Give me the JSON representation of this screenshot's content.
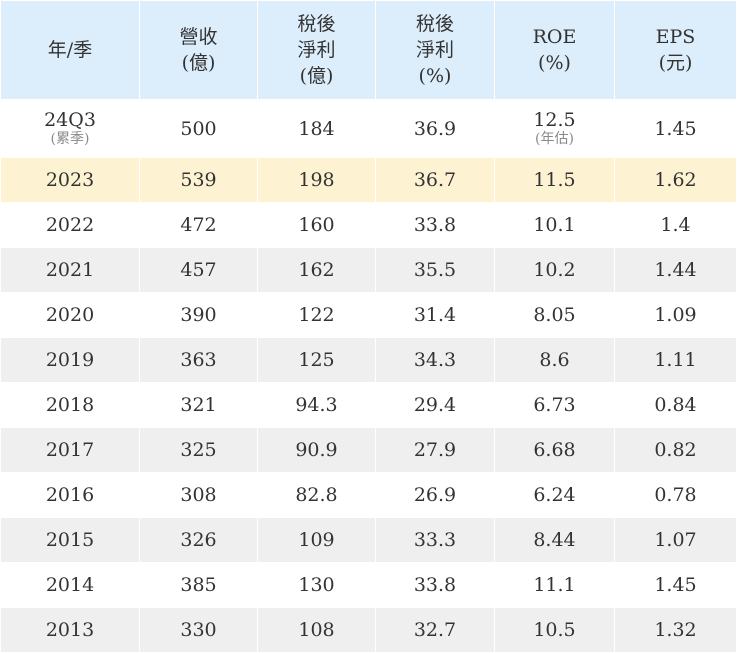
{
  "colors": {
    "header_bg": "#dcedfb",
    "highlight_bg": "#fdf3d2",
    "stripe_bg": "#efefef",
    "text": "#333333",
    "note": "#8a8a8a"
  },
  "table": {
    "headers": {
      "period": [
        "年/季"
      ],
      "revenue": [
        "營收",
        "(億)"
      ],
      "net_income": [
        "稅後",
        "淨利",
        "(億)"
      ],
      "net_margin": [
        "稅後",
        "淨利",
        "(%)"
      ],
      "roe": [
        "ROE",
        "(%)"
      ],
      "eps": [
        "EPS",
        "(元)"
      ]
    },
    "rows": [
      {
        "period": "24Q3",
        "period_note": "(累季)",
        "revenue": "500",
        "net_income": "184",
        "net_margin": "36.9",
        "roe": "12.5",
        "roe_note": "(年估)",
        "eps": "1.45"
      },
      {
        "period": "2023",
        "highlighted": true,
        "revenue": "539",
        "net_income": "198",
        "net_margin": "36.7",
        "roe": "11.5",
        "eps": "1.62"
      },
      {
        "period": "2022",
        "revenue": "472",
        "net_income": "160",
        "net_margin": "33.8",
        "roe": "10.1",
        "eps": "1.4"
      },
      {
        "period": "2021",
        "revenue": "457",
        "net_income": "162",
        "net_margin": "35.5",
        "roe": "10.2",
        "eps": "1.44"
      },
      {
        "period": "2020",
        "revenue": "390",
        "net_income": "122",
        "net_margin": "31.4",
        "roe": "8.05",
        "eps": "1.09"
      },
      {
        "period": "2019",
        "revenue": "363",
        "net_income": "125",
        "net_margin": "34.3",
        "roe": "8.6",
        "eps": "1.11"
      },
      {
        "period": "2018",
        "revenue": "321",
        "net_income": "94.3",
        "net_margin": "29.4",
        "roe": "6.73",
        "eps": "0.84"
      },
      {
        "period": "2017",
        "revenue": "325",
        "net_income": "90.9",
        "net_margin": "27.9",
        "roe": "6.68",
        "eps": "0.82"
      },
      {
        "period": "2016",
        "revenue": "308",
        "net_income": "82.8",
        "net_margin": "26.9",
        "roe": "6.24",
        "eps": "0.78"
      },
      {
        "period": "2015",
        "revenue": "326",
        "net_income": "109",
        "net_margin": "33.3",
        "roe": "8.44",
        "eps": "1.07"
      },
      {
        "period": "2014",
        "revenue": "385",
        "net_income": "130",
        "net_margin": "33.8",
        "roe": "11.1",
        "eps": "1.45"
      },
      {
        "period": "2013",
        "revenue": "330",
        "net_income": "108",
        "net_margin": "32.7",
        "roe": "10.5",
        "eps": "1.32"
      }
    ]
  }
}
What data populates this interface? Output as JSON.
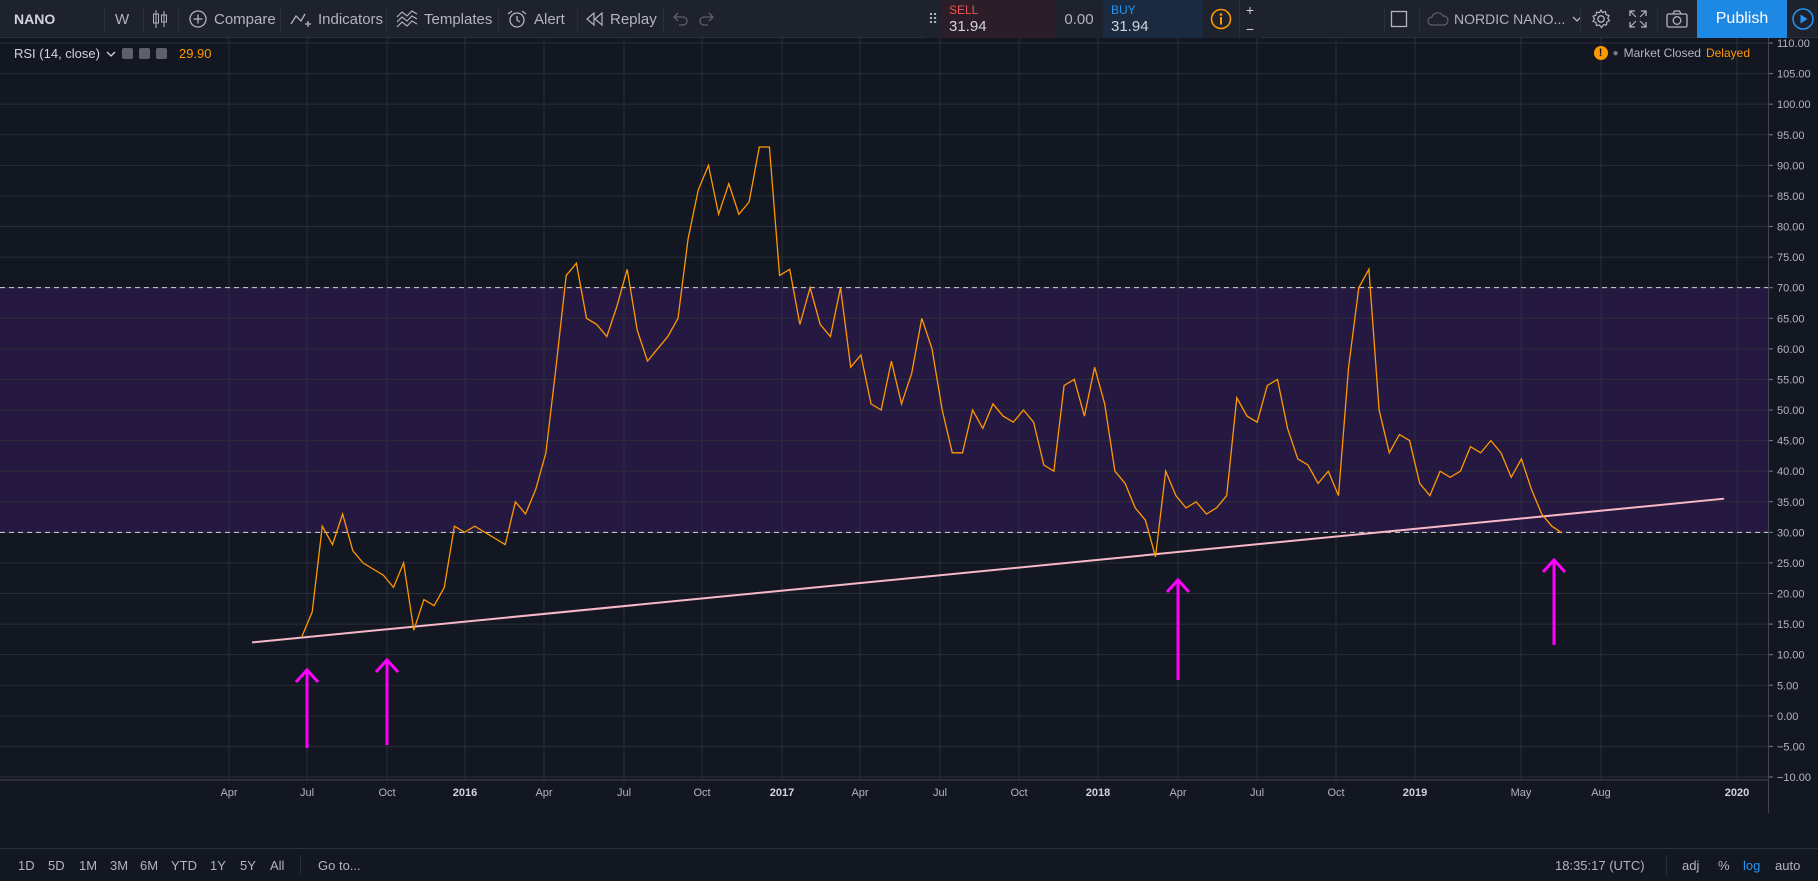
{
  "toolbar": {
    "symbol": "NANO",
    "interval": "W",
    "compare_label": "Compare",
    "indicators_label": "Indicators",
    "templates_label": "Templates",
    "alert_label": "Alert",
    "replay_label": "Replay",
    "exchange_label": "NORDIC NANO...",
    "publish_label": "Publish"
  },
  "trade": {
    "sell_label": "SELL",
    "sell_price": "31.94",
    "spread": "0.00",
    "buy_label": "BUY",
    "buy_price": "31.94",
    "plus": "+",
    "minus": "−"
  },
  "legend": {
    "indicator_name": "RSI (14, close)",
    "value": "29.90"
  },
  "market_status": {
    "closed_label": "Market Closed",
    "delayed_label": "Delayed"
  },
  "bottom": {
    "ranges": [
      "1D",
      "5D",
      "1M",
      "3M",
      "6M",
      "YTD",
      "1Y",
      "5Y",
      "All"
    ],
    "goto_label": "Go to...",
    "time": "18:35:17 (UTC)",
    "adj": "adj",
    "percent": "%",
    "log": "log",
    "auto": "auto"
  },
  "colors": {
    "background": "#131722",
    "rsi_line": "#ff9800",
    "band_fill": "#2a1a46",
    "trendline": "#f7b8c8",
    "arrow": "#ff00ff",
    "log_active": "#2196f3"
  },
  "chart_data": {
    "type": "line",
    "indicator": "RSI (14, close)",
    "ylim": [
      -10,
      110
    ],
    "yticks": [
      "110.00",
      "105.00",
      "100.00",
      "95.00",
      "90.00",
      "85.00",
      "80.00",
      "75.00",
      "70.00",
      "65.00",
      "60.00",
      "55.00",
      "50.00",
      "45.00",
      "40.00",
      "35.00",
      "30.00",
      "25.00",
      "20.00",
      "15.00",
      "10.00",
      "5.00",
      "0.00",
      "−5.00",
      "−10.00"
    ],
    "xticks": [
      "Apr",
      "Jul",
      "Oct",
      "2016",
      "Apr",
      "Jul",
      "Oct",
      "2017",
      "Apr",
      "Jul",
      "Oct",
      "2018",
      "Apr",
      "Jul",
      "Oct",
      "2019",
      "May",
      "Aug",
      "2020"
    ],
    "bold_xticks": [
      "2016",
      "2017",
      "2018",
      "2019",
      "2020"
    ],
    "band": [
      30,
      70
    ],
    "series": [
      {
        "values": [
          13,
          17,
          31,
          28,
          33,
          27,
          25,
          24,
          23,
          21,
          25,
          14,
          19,
          18,
          21,
          31,
          30,
          31,
          30,
          29,
          28,
          35,
          33,
          37,
          43,
          57,
          72,
          74,
          65,
          64,
          62,
          67,
          73,
          63,
          58,
          60,
          62,
          65,
          78,
          86,
          90,
          82,
          87,
          82,
          84,
          93,
          93,
          72,
          73,
          64,
          70,
          64,
          62,
          70,
          57,
          59,
          51,
          50,
          58,
          51,
          56,
          65,
          60,
          50,
          43,
          43,
          50,
          47,
          51,
          49,
          48,
          50,
          48,
          41,
          40,
          54,
          55,
          49,
          57,
          51,
          40,
          38,
          34,
          32,
          26,
          40,
          36,
          34,
          35,
          33,
          34,
          36,
          52,
          49,
          48,
          54,
          55,
          47,
          42,
          41,
          38,
          40,
          36,
          57,
          70,
          73,
          50,
          43,
          46,
          45,
          38,
          36,
          40,
          39,
          40,
          44,
          43,
          45,
          43,
          39,
          42,
          37,
          33,
          31,
          29.9
        ]
      }
    ],
    "trendline": {
      "from": [
        0,
        12
      ],
      "to": [
        1.0,
        35.5
      ]
    },
    "arrows": 4
  }
}
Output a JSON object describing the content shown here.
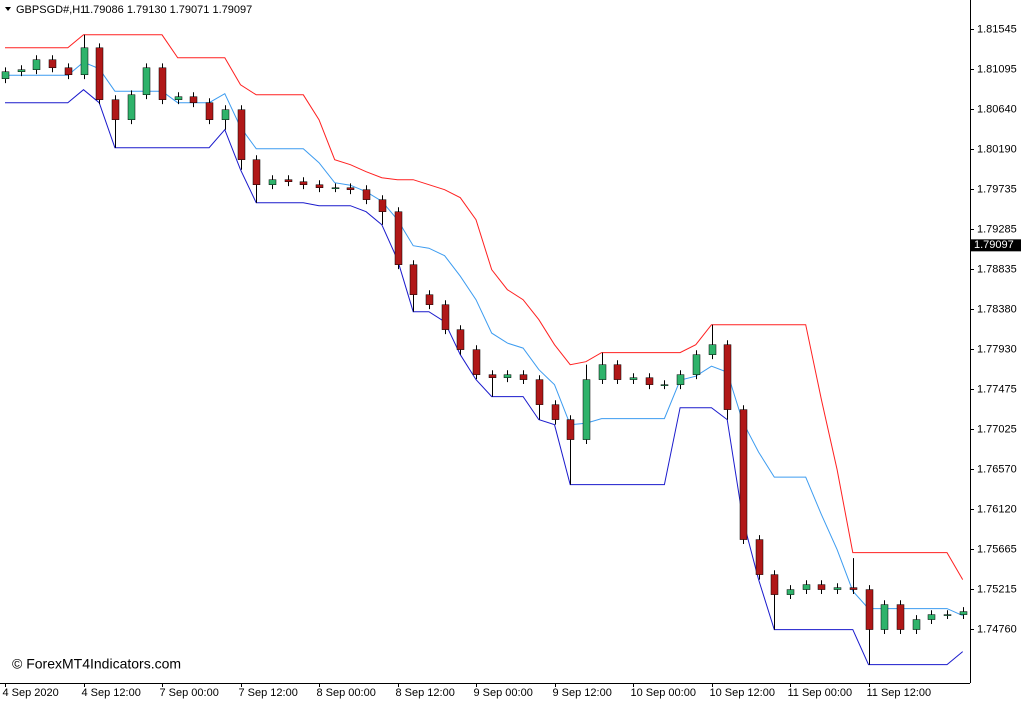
{
  "chart_data": {
    "type": "candlestick",
    "title": "GBPSGD#,H1",
    "quote": "1.79086 1.79130 1.79071 1.79097",
    "watermark": "© ForexMT4Indicators.com",
    "current_price": {
      "value": 1.79097,
      "label": "1.79097"
    },
    "ylim": [
      1.7415,
      1.8187
    ],
    "yticks": [
      1.81545,
      1.81095,
      {
        "value": 1.8064,
        "label": "1.80640"
      },
      {
        "value": 1.8019,
        "label": "1.80190"
      },
      1.79735,
      1.79285,
      1.78835,
      {
        "value": 1.7838,
        "label": "1.78380"
      },
      {
        "value": 1.7793,
        "label": "1.77930"
      },
      1.77475,
      1.77025,
      {
        "value": 1.7657,
        "label": "1.76570"
      },
      {
        "value": 1.7612,
        "label": "1.76120"
      },
      1.75665,
      1.75215,
      {
        "value": 1.7476,
        "label": "1.74760"
      }
    ],
    "categories": [
      "4 Sep 2020",
      null,
      null,
      null,
      null,
      "4 Sep 12:00",
      null,
      null,
      null,
      null,
      "7 Sep 00:00",
      null,
      null,
      null,
      null,
      "7 Sep 12:00",
      null,
      null,
      null,
      null,
      "8 Sep 00:00",
      null,
      null,
      null,
      null,
      "8 Sep 12:00",
      null,
      null,
      null,
      null,
      "9 Sep 00:00",
      null,
      null,
      null,
      null,
      "9 Sep 12:00",
      null,
      null,
      null,
      null,
      "10 Sep 00:00",
      null,
      null,
      null,
      null,
      "10 Sep 12:00",
      null,
      null,
      null,
      null,
      "11 Sep 00:00",
      null,
      null,
      null,
      null,
      "11 Sep 12:00",
      null,
      null,
      null,
      null,
      null,
      null
    ],
    "up_color": "#2fb36b",
    "down_color": "#b01818",
    "candles": {
      "open": [
        1.8098,
        1.81059,
        1.81082,
        1.81195,
        1.81104,
        1.81025,
        1.8133,
        1.80743,
        1.80517,
        1.80799,
        1.81104,
        1.80743,
        1.80777,
        1.80709,
        1.80517,
        1.8063,
        1.80065,
        1.79782,
        1.79839,
        1.79816,
        1.79782,
        1.79748,
        1.79748,
        1.79726,
        1.79613,
        1.79477,
        1.78878,
        1.78539,
        1.78426,
        1.78144,
        1.77918,
        1.77635,
        1.77601,
        1.77635,
        1.77579,
        1.77296,
        1.77127,
        1.76901,
        1.77579,
        1.77748,
        1.77579,
        1.77601,
        1.77522,
        1.77522,
        1.77635,
        1.77861,
        1.77974,
        1.7724,
        1.75771,
        1.75375,
        1.75149,
        1.75206,
        1.75262,
        1.75206,
        1.75228,
        1.75206,
        1.74754,
        1.75036,
        1.74754,
        1.74867,
        1.74923,
        1.74923
      ],
      "high": [
        1.81109,
        1.81132,
        1.81245,
        1.81245,
        1.81154,
        1.81477,
        1.8138,
        1.80793,
        1.80849,
        1.81154,
        1.81154,
        1.80827,
        1.80827,
        1.80759,
        1.8068,
        1.8068,
        1.80115,
        1.79889,
        1.79889,
        1.79866,
        1.79832,
        1.79798,
        1.79798,
        1.79776,
        1.79663,
        1.79527,
        1.78928,
        1.78589,
        1.78476,
        1.78194,
        1.77968,
        1.77685,
        1.77685,
        1.77685,
        1.77629,
        1.77346,
        1.77177,
        1.77748,
        1.77884,
        1.77798,
        1.77651,
        1.77651,
        1.77572,
        1.77685,
        1.77911,
        1.782,
        1.78024,
        1.7729,
        1.75821,
        1.75425,
        1.75256,
        1.75312,
        1.75312,
        1.75278,
        1.75562,
        1.75256,
        1.75086,
        1.75086,
        1.74917,
        1.74973,
        1.74973,
        1.75007
      ],
      "low": [
        1.8093,
        1.81009,
        1.81032,
        1.81054,
        1.80975,
        1.80975,
        1.80693,
        1.802,
        1.80467,
        1.80749,
        1.80693,
        1.80693,
        1.80659,
        1.80467,
        1.80404,
        1.79952,
        1.79579,
        1.79732,
        1.79766,
        1.79732,
        1.79698,
        1.79698,
        1.79676,
        1.79563,
        1.7933,
        1.78828,
        1.78347,
        1.78376,
        1.78094,
        1.77861,
        1.77585,
        1.77387,
        1.77551,
        1.77529,
        1.77127,
        1.7707,
        1.76392,
        1.76851,
        1.77529,
        1.77529,
        1.77529,
        1.77472,
        1.77472,
        1.77472,
        1.77585,
        1.77811,
        1.77127,
        1.75721,
        1.75319,
        1.74754,
        1.75099,
        1.75156,
        1.75156,
        1.75156,
        1.75156,
        1.74358,
        1.74704,
        1.74704,
        1.74704,
        1.74817,
        1.74873,
        1.74873
      ],
      "close": [
        1.81059,
        1.81082,
        1.81195,
        1.81104,
        1.81025,
        1.8133,
        1.80743,
        1.80517,
        1.80799,
        1.81104,
        1.80743,
        1.80777,
        1.80709,
        1.80517,
        1.8063,
        1.80065,
        1.79782,
        1.79839,
        1.79816,
        1.79782,
        1.79748,
        1.79748,
        1.79726,
        1.79613,
        1.79477,
        1.78878,
        1.78539,
        1.78426,
        1.78144,
        1.77918,
        1.77635,
        1.77601,
        1.77635,
        1.77579,
        1.77296,
        1.77127,
        1.76901,
        1.77579,
        1.77748,
        1.77579,
        1.77601,
        1.77522,
        1.77522,
        1.77635,
        1.77861,
        1.77974,
        1.7724,
        1.75771,
        1.75375,
        1.75149,
        1.75206,
        1.75262,
        1.75206,
        1.75228,
        1.75206,
        1.74754,
        1.75036,
        1.74754,
        1.74867,
        1.74923,
        1.74923,
        1.74957
      ]
    },
    "lines": [
      {
        "color": "#ff2020",
        "values": [
          1.8133,
          1.8133,
          1.8133,
          1.8133,
          1.8133,
          1.81477,
          1.81477,
          1.81477,
          1.81477,
          1.81477,
          1.81477,
          1.81217,
          1.81217,
          1.81217,
          1.81217,
          1.80912,
          1.80799,
          1.80799,
          1.80799,
          1.80799,
          1.80517,
          1.80065,
          1.80008,
          1.79929,
          1.79861,
          1.79839,
          1.79839,
          1.79782,
          1.79726,
          1.79635,
          1.79387,
          1.78822,
          1.78596,
          1.78483,
          1.78257,
          1.77974,
          1.77748,
          1.77782,
          1.77884,
          1.77884,
          1.77884,
          1.77884,
          1.77884,
          1.77884,
          1.77974,
          1.782,
          1.782,
          1.782,
          1.782,
          1.782,
          1.782,
          1.782,
          1.77353,
          1.76562,
          1.75624,
          1.75624,
          1.75624,
          1.75624,
          1.75624,
          1.75624,
          1.75624,
          1.75319
        ]
      },
      {
        "color": "#3d9cf0",
        "values": [
          1.8102,
          1.8102,
          1.8102,
          1.8102,
          1.8102,
          1.81167,
          1.81093,
          1.80839,
          1.80839,
          1.80839,
          1.80839,
          1.80709,
          1.80709,
          1.80709,
          1.80811,
          1.80432,
          1.80189,
          1.80189,
          1.80189,
          1.80189,
          1.80031,
          1.79805,
          1.79777,
          1.79703,
          1.79596,
          1.79387,
          1.79093,
          1.79065,
          1.7898,
          1.78748,
          1.78483,
          1.78105,
          1.77992,
          1.77935,
          1.77692,
          1.77522,
          1.7707,
          1.77087,
          1.77138,
          1.77138,
          1.77138,
          1.77138,
          1.77138,
          1.77573,
          1.77618,
          1.77731,
          1.77664,
          1.77099,
          1.7676,
          1.76477,
          1.76477,
          1.76477,
          1.76054,
          1.75658,
          1.75189,
          1.74991,
          1.74991,
          1.74991,
          1.74991,
          1.74991,
          1.74991,
          1.74912
        ]
      },
      {
        "color": "#1a1acc",
        "values": [
          1.80709,
          1.80709,
          1.80709,
          1.80709,
          1.80709,
          1.80856,
          1.80709,
          1.802,
          1.802,
          1.802,
          1.802,
          1.802,
          1.802,
          1.802,
          1.80404,
          1.79952,
          1.79579,
          1.79579,
          1.79579,
          1.79579,
          1.79545,
          1.79545,
          1.79545,
          1.79477,
          1.7933,
          1.78935,
          1.78347,
          1.78347,
          1.78234,
          1.77861,
          1.77579,
          1.77387,
          1.77387,
          1.77387,
          1.77127,
          1.7707,
          1.76392,
          1.76392,
          1.76392,
          1.76392,
          1.76392,
          1.76392,
          1.76392,
          1.77262,
          1.77262,
          1.77262,
          1.77127,
          1.75997,
          1.75319,
          1.74754,
          1.74754,
          1.74754,
          1.74754,
          1.74754,
          1.74754,
          1.74358,
          1.74358,
          1.74358,
          1.74358,
          1.74358,
          1.74358,
          1.74505
        ]
      }
    ]
  }
}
* * * * * * * * *
§ **What you are asked to do**:
Show all lines in the entries above where the word "Output" appears.

§ **Written solution**:
What data populates this interface? Output as JSON.
Output a JSON object describing the content shown here.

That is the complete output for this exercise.